Rewrite the rows below, replacing every occurrence of "channel kernels" with "channel filters" and leaving everything else the same.

─── Records for the task

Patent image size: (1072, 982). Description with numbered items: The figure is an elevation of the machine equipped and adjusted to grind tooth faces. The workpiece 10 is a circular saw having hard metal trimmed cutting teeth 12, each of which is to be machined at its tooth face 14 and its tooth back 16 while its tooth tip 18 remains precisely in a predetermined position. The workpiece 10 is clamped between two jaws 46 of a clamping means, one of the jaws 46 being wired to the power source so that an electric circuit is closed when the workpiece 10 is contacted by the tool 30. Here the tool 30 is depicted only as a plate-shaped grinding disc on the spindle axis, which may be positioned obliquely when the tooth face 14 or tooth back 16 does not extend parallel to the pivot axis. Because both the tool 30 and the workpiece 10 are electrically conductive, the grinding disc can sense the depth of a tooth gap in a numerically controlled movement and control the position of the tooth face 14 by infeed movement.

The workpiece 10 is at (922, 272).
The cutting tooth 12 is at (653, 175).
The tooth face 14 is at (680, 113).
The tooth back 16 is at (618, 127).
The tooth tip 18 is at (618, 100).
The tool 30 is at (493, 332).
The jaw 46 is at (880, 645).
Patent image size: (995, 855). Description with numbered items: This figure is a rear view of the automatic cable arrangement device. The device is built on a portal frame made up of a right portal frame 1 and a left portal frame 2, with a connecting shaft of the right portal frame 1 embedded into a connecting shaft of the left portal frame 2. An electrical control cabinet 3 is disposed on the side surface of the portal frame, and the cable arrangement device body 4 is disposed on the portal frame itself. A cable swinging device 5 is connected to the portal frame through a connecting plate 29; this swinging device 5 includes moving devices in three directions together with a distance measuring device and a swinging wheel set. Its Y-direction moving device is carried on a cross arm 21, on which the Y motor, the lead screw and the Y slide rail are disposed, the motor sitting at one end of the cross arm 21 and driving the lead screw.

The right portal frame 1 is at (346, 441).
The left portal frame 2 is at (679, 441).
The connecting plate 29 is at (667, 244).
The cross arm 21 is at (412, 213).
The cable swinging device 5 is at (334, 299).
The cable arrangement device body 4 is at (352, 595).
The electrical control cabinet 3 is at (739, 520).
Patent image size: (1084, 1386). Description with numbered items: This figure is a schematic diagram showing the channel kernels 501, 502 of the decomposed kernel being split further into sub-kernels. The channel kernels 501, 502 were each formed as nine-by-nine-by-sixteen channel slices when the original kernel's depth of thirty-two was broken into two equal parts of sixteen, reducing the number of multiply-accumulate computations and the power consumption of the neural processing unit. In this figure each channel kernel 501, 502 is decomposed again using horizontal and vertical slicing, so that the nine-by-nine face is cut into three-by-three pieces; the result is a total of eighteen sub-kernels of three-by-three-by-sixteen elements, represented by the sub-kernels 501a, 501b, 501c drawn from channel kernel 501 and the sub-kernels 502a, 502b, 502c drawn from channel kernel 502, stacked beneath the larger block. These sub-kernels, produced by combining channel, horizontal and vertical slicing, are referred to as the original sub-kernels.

──────

### Answer to this problem
Patent image size: (1072, 982). Description with numbered items: The figure is an elevation of the machine equipped and adjusted to grind tooth faces. The workpiece 10 is a circular saw having hard metal trimmed cutting teeth 12, each of which is to be machined at its tooth face 14 and its tooth back 16 while its tooth tip 18 remains precisely in a predetermined position. The workpiece 10 is clamped between two jaws 46 of a clamping means, one of the jaws 46 being wired to the power source so that an electric circuit is closed when the workpiece 10 is contacted by the tool 30. Here the tool 30 is depicted only as a plate-shaped grinding disc on the spindle axis, which may be positioned obliquely when the tooth face 14 or tooth back 16 does not extend parallel to the pivot axis. Because both the tool 30 and the workpiece 10 are electrically conductive, the grinding disc can sense the depth of a tooth gap in a numerically controlled movement and control the position of the tooth face 14 by infeed movement.

The workpiece 10 is at (922, 272).
The cutting tooth 12 is at (653, 175).
The tooth face 14 is at (680, 113).
The tooth back 16 is at (618, 127).
The tooth tip 18 is at (618, 100).
The tool 30 is at (493, 332).
The jaw 46 is at (880, 645).
Patent image size: (995, 855). Description with numbered items: This figure is a rear view of the automatic cable arrangement device. The device is built on a portal frame made up of a right portal frame 1 and a left portal frame 2, with a connecting shaft of the right portal frame 1 embedded into a connecting shaft of the left portal frame 2. An electrical control cabinet 3 is disposed on the side surface of the portal frame, and the cable arrangement device body 4 is disposed on the portal frame itself. A cable swinging device 5 is connected to the portal frame through a connecting plate 29; this swinging device 5 includes moving devices in three directions together with a distance measuring device and a swinging wheel set. Its Y-direction moving device is carried on a cross arm 21, on which the Y motor, the lead screw and the Y slide rail are disposed, the motor sitting at one end of the cross arm 21 and driving the lead screw.

The right portal frame 1 is at (346, 441).
The left portal frame 2 is at (679, 441).
The connecting plate 29 is at (667, 244).
The cross arm 21 is at (412, 213).
The cable swinging device 5 is at (334, 299).
The cable arrangement device body 4 is at (352, 595).
The electrical control cabinet 3 is at (739, 520).
Patent image size: (1084, 1386). Description with numbered items: This figure is a schematic diagram showing the channel filters 501, 502 of the decomposed kernel being split further into sub-kernels. The channel filters 501, 502 were each formed as nine-by-nine-by-sixteen channel slices when the original kernel's depth of thirty-two was broken into two equal parts of sixteen, reducing the number of multiply-accumulate computations and the power consumption of the neural processing unit. In this figure each channel kernel 501, 502 is decomposed again using horizontal and vertical slicing, so that the nine-by-nine face is cut into three-by-three pieces; the result is a total of eighteen sub-kernels of three-by-three-by-sixteen elements, represented by the sub-kernels 501a, 501b, 501c drawn from channel kernel 501 and the sub-kernels 502a, 502b, 502c drawn from channel kernel 502, stacked beneath the larger block. These sub-kernels, produced by combining channel, horizontal and vertical slicing, are referred to as the original sub-kernels.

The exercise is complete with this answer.